Este aumento de demanda desperta para a necessidade de formação de mão de obra qualificada. Entretanto, análises com dados do Inep referentes à formação em áreas de tecnologia mostram que o Brasil consegue formar apenas 46 mil pessoas por ano, seja em instituições públicas ou privadas. Além de ser insuficiente, a oferta apresenta relativo descasamento geográfico com o mercado profissional digital.

O gap de profissionais, bem como a desigualdade de gênero, acontecem num horizonte de expansão do setor de tecnologia e consequente aumento de demanda por profissionais. Embora precise de profissionais para  essas áreas, é evidente que meninas e mulheres  não têm ocupado o protagonismo necessário. Segundo pesquisa da Softex, as mulheres são minoria em posições estratégicas, técnicas e diretivas nas organizações que trabalham com tecnologia, além de receberem 11,05% a menos nas posições relacionadas à Core TI e ocuparem menos de 20% desse mercado de trabalho. 

Não há uma razão científica que justifique a baixa participação de mulheres nas áreas de Stem – science, technology, engineer and mathematics (ciência, tecnologia, engenharia e matemática). Uma pesquisa da McKinsey indica que 47% das estudantes do ensino fundamental demonstram interesse por ciência da computação. Esse indicador cai para 23% no ensino médio e 19% no ensino superior, evoluindo até chegarmos a patamares desoladores: nós, mulheres latinas, representamos 1% da força de trabalho atuando com computação globalmente. 

Os dados só confirmam o que já estamos observando há muito tempo: as mulheres estão perdendo o interesse pela área de tecnologia digital, mesmo sendo um setor em expansão, com vagas atrativas e grandes chances de consolidar uma carreira longeva e de sucesso. Mas por que isso acontece?

Por seu um fenômeno complexo, diversos motivos podem justifica-lo. Mas, certamente, muitos deles estão relacionados aos estereótipos de gênero: são as crenças de que há papéis que devem, obrigatoriamente, ser desempenhados por mulheres ou que algumas atividades são melhor executadas por homens – como as áreas de Stem. 

Há diversos estudos demonstrando o impacto dessas crenças nas trajetórias profissionais de mulheres. Segundo pesquisas de Katherine Coffman, professora da Universidade de Harvard, os estereótipos de gênero fazem com que mulheres se sintam menos confiantes em atuando em algumas áreas, não valorizem feedbacks positivos sobre seu trabalho – o que muitos especialistas têm chamado de “síndrome da impostora” – e deixem de manifestar suas ideias no ambiente profissional por considerarem que elas não são tão valiosas ou pertinentes como a de seus colegas homens.

================================

> **TAREFA 1**: No texto sobre mulheres na tecnologia, reescreva o trecho de "Este aumento de" até "mercado profissional digital.", inclusive, substituindo "Brasil" por "país".
> **TAREFA 2**: Dê prosseguimento ao texto sobre mulheres na tecnologia a partir da última frase apresentada.
Os itens não são necessários para realizar as tarefas.

> **ITENS**:

================================

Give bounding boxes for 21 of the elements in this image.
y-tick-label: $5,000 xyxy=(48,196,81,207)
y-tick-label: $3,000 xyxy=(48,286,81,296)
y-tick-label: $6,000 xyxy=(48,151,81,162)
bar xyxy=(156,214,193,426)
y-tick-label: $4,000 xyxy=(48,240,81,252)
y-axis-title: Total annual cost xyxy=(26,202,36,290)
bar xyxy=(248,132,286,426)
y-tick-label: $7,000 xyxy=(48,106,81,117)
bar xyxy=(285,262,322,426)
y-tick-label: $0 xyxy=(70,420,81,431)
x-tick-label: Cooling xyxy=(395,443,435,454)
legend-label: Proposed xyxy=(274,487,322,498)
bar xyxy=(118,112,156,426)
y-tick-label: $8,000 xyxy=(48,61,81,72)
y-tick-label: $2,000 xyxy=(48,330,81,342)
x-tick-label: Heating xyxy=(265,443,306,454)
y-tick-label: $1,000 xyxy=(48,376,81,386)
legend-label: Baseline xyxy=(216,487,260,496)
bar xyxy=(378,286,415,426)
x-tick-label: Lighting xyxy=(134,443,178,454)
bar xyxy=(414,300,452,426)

================================

> **RESPOSTA 1**:
Este aumento de demanda desperta para a necessidade de formação de mão de obra qualificada. Entretanto, análises com dados do Inep referentes à formação em áreas de tecnologia mostram que o país consegue formar apenas 46 mil pessoas por ano, seja em instituições públicas ou privadas. Além de ser insuficiente, a oferta apresenta relativo descasamento geográfico com o mercado profissional digital.

> **RESPOSTA 2**:
Mas o fato é que há evidências de que nós, mulheres, podemos impactar positivamente para o mercado de trabalho. Segundo dados do McKinsey Global Institute, avançar na equidade de participação de mulheres pode contribuir para aumentar em US$ 12 trilhões o Produto Interno Bruto (PIB) das nações até 2025. Considerando somente o contexto brasileiro, pesquisa da Organização Internacional do Trabalho (OIT) apontou que diminuir as diferenças de gênero no mercado de trabalho poderia aumentar o PIB nacional em 3,3%, ou seja, R$ 382 bilhões.

O cenário está mudando

Mesmo com tantos obstáculos para as mulheres, as mudanças estão acontecendo e podemos ver um cenário muito mais inclusivo nos próximos anos. De acordo com uma pesquisa da empresa de recrutamento Revelo, o número de convites a mulheres para vagas nas profissões tech cresceu de 12%, em 2017, para 17%, em 2019. Desenvolvimento, tecnologia da informação, business intelligence, gestão de negócios, design, finanças e marketing online são algumas das áreas onde a pesquisa detectou esse modesto avanço de convites ao público feminino.

Para continuarmos caminhando na construção de uma sociedade e mercado de trabalho mais igualitários, precisamos inspirar outras mulheres, com programas de incentivo, capacitação e histórias inspiradoras.

Estamos avançando, talvez mais devagar do que o necessário e desejável, mas já é possível vislumbrar um mundo no qual as meninas e mulheres possam ocupar as ciências e tecnologias, tendo a oportunidade de se desenvolverem plenamente e retomando o histórico das que vieram antes e que, com suas valiosas contribuições, fizeram ser possível a existência dessas áreas.